▶ [Work to be completed]:
Pick out the lines below that contain the string "JSON" and copy them all.

(Stored data)
** START **

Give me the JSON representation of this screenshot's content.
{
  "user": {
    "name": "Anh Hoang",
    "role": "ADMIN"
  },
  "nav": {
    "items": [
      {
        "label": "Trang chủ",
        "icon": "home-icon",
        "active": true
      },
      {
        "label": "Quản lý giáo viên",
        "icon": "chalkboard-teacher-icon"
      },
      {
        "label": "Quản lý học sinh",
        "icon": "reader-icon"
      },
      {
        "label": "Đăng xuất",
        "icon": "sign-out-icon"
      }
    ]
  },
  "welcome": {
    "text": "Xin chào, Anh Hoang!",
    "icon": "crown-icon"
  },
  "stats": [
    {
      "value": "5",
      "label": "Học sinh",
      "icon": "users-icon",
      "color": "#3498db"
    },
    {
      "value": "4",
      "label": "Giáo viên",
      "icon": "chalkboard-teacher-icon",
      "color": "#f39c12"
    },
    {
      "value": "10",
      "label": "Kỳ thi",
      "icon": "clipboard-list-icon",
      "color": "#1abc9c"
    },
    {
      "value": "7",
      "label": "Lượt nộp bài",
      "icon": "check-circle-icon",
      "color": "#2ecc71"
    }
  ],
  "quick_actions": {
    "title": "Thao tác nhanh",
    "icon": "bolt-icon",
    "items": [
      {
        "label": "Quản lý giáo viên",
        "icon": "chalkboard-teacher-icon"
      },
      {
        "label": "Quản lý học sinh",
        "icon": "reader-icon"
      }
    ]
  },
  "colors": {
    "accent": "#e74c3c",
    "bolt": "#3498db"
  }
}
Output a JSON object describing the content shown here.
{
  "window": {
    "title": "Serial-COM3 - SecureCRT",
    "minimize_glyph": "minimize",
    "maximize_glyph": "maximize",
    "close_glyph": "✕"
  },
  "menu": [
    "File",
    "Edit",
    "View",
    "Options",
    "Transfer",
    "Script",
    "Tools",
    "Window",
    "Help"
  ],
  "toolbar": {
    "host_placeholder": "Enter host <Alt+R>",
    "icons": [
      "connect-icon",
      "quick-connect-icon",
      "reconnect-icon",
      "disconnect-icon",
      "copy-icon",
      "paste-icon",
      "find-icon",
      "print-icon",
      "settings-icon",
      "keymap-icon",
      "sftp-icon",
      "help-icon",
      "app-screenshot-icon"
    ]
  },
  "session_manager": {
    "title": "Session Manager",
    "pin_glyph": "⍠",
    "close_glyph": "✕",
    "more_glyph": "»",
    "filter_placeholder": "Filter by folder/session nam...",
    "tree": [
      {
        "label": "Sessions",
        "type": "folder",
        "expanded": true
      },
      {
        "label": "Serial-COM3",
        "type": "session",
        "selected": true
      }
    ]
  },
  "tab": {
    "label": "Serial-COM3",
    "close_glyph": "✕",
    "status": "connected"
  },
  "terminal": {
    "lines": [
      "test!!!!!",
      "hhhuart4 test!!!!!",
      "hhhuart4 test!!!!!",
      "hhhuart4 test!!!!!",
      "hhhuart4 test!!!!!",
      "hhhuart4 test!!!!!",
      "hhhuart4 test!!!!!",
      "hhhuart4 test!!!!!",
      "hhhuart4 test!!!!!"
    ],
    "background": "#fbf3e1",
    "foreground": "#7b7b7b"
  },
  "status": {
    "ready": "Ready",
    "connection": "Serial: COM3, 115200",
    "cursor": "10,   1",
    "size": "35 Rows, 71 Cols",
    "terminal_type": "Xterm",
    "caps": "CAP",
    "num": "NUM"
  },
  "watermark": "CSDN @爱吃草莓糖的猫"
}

** END **
** START **

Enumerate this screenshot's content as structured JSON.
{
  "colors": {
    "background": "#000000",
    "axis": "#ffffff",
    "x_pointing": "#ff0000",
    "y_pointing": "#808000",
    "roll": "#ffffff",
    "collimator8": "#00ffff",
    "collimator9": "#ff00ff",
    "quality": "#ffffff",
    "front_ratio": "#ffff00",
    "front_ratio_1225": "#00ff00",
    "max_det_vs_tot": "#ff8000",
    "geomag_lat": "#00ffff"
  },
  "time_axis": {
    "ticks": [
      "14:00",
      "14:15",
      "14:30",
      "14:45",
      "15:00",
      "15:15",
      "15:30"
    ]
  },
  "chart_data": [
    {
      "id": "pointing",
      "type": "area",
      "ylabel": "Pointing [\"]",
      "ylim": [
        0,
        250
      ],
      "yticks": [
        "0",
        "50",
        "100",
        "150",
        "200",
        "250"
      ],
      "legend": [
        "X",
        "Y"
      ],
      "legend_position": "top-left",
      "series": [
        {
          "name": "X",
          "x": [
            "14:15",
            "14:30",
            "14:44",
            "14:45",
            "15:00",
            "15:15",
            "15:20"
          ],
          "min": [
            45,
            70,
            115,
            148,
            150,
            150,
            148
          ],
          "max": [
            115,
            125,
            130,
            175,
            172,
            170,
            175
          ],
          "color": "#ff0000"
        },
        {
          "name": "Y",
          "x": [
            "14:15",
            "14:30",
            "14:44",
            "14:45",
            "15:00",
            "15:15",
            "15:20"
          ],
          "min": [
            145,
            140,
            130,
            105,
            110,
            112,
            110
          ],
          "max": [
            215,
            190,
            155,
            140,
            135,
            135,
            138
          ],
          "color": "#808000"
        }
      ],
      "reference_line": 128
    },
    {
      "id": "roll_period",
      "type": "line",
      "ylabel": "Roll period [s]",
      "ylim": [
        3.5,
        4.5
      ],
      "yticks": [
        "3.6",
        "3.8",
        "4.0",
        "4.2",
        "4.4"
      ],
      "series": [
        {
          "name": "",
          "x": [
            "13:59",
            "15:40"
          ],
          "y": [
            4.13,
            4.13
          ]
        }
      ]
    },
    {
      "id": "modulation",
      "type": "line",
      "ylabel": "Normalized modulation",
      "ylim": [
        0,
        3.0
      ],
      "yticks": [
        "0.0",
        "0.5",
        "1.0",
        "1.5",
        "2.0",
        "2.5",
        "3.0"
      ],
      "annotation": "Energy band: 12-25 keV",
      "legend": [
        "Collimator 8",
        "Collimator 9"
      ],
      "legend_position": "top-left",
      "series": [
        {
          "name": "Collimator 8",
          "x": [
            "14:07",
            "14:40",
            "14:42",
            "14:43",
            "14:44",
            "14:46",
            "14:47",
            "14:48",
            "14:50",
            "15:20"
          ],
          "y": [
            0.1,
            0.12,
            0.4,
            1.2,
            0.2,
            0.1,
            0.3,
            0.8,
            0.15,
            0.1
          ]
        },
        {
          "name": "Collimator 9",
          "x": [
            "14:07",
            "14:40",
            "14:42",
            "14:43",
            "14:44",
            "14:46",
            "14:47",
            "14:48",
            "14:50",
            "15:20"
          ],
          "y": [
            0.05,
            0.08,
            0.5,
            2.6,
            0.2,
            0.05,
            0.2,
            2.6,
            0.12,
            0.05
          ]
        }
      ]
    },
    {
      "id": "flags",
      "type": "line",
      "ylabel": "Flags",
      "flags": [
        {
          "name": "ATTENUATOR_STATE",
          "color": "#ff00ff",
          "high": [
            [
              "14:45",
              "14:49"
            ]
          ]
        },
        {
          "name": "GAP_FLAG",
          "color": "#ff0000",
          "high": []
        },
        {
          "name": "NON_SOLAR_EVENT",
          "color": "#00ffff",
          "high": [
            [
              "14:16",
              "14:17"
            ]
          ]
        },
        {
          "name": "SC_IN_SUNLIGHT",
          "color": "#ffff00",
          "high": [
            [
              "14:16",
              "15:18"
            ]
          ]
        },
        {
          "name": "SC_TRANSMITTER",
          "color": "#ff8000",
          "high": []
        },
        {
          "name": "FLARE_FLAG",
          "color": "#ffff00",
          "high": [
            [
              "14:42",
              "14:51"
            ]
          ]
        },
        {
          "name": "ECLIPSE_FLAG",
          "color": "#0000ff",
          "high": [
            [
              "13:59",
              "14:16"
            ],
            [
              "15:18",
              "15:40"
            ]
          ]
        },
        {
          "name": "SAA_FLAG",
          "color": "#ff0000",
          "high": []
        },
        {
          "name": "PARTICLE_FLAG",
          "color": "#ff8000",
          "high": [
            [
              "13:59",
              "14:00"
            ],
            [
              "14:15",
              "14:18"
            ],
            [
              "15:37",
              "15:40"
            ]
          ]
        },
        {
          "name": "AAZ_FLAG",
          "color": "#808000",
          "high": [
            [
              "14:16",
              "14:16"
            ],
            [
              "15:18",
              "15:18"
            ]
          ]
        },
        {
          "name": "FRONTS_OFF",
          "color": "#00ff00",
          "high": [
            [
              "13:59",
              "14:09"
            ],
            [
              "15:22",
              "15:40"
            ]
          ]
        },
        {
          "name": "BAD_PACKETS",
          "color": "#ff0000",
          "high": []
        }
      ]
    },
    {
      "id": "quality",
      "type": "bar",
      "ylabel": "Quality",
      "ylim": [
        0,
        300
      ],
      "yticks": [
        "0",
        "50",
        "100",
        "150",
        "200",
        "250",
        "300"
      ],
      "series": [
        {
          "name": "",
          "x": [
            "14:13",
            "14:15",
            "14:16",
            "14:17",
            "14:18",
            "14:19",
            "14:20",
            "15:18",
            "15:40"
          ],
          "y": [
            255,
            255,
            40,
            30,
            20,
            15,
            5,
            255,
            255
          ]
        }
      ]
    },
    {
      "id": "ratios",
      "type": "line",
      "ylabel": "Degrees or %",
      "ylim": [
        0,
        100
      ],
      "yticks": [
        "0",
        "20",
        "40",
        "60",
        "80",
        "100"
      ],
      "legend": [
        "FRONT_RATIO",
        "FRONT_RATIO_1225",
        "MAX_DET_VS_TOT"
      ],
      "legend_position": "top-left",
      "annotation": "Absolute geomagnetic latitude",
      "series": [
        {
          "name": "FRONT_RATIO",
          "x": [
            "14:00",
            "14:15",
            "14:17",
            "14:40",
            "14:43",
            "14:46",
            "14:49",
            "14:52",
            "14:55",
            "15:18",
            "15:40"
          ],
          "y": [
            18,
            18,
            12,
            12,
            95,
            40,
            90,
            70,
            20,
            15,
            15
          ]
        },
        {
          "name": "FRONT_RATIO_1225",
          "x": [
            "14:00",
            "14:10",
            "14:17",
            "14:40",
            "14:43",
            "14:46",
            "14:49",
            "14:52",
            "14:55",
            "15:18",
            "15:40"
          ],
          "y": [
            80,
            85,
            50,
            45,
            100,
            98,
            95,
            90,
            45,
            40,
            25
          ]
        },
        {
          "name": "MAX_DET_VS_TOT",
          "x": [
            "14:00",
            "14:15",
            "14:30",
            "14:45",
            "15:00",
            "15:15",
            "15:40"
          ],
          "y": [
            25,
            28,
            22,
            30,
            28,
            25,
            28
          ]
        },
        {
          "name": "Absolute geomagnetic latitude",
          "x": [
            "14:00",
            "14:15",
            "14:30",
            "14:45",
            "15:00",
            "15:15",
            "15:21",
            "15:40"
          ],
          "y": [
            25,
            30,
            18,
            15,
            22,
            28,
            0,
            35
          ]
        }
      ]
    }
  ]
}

** END **

▶ [Full answer]:
Give me the JSON representation of this screenshot's content.
Output a JSON object describing the content shown here.
Enumerate this screenshot's content as structured JSON.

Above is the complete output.